== Problem requirements ==
Scan the data below and pick out the lines containing the word "dash".

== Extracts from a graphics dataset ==
——

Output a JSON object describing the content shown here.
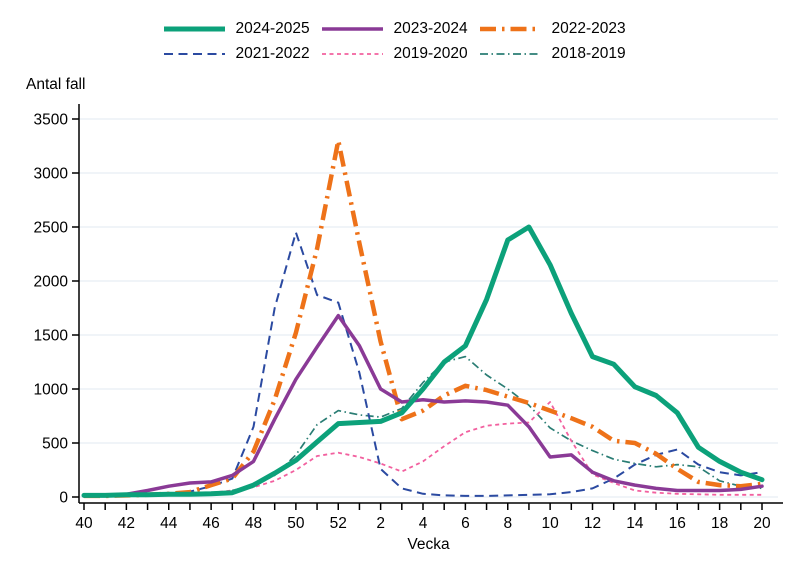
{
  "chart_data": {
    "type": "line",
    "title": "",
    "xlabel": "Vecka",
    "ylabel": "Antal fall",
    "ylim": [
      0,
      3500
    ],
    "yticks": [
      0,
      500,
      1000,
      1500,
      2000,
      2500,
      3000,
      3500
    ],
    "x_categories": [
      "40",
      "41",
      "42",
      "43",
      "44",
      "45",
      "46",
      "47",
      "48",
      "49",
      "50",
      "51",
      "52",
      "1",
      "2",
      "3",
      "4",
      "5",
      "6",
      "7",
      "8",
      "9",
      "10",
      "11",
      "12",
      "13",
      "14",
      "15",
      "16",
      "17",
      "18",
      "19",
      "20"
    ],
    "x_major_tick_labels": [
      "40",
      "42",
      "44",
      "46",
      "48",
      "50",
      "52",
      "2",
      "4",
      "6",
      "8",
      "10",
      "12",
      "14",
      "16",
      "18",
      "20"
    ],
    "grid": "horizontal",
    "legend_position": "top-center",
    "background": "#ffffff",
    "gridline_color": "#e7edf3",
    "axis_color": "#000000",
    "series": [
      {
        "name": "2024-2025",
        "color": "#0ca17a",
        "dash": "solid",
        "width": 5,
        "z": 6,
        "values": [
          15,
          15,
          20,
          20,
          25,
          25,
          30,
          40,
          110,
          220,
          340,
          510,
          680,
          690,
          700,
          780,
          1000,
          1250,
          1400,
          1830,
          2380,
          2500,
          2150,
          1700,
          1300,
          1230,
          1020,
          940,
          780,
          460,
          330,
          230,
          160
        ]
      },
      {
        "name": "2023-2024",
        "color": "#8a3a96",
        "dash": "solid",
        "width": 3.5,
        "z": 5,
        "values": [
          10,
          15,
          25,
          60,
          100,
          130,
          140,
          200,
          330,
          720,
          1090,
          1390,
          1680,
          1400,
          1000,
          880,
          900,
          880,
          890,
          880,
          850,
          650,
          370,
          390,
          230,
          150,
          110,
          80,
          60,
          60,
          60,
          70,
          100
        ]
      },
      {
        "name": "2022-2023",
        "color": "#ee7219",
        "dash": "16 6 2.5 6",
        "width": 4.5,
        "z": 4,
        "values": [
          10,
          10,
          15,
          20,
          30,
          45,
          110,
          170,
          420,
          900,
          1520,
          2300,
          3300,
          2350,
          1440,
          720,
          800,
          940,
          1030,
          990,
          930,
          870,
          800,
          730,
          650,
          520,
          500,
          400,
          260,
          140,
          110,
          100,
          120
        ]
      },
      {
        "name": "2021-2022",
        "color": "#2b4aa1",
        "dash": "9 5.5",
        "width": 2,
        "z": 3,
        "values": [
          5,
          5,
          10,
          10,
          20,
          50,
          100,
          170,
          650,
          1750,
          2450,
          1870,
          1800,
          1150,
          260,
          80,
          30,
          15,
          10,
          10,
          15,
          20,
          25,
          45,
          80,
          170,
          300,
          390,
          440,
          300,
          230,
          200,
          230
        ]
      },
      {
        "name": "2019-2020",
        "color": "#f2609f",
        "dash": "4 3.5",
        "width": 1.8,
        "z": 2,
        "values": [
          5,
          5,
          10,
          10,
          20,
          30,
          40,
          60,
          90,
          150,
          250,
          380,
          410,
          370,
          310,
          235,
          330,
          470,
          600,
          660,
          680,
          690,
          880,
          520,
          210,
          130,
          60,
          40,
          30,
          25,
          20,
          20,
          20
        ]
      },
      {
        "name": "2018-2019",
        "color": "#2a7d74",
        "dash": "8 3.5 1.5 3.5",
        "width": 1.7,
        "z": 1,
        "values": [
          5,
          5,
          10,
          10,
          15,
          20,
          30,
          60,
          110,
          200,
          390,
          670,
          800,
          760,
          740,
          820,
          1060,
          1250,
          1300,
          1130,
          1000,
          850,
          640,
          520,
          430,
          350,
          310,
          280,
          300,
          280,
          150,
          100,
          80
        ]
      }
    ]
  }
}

——

== Output of the exercise ==
        "dash": "solid",
        "dash": "solid",
        "dash": "16 6 2.5 6",
        "dash": "9 5.5",
        "dash": "4 3.5",
        "dash": "8 3.5 1.5 3.5",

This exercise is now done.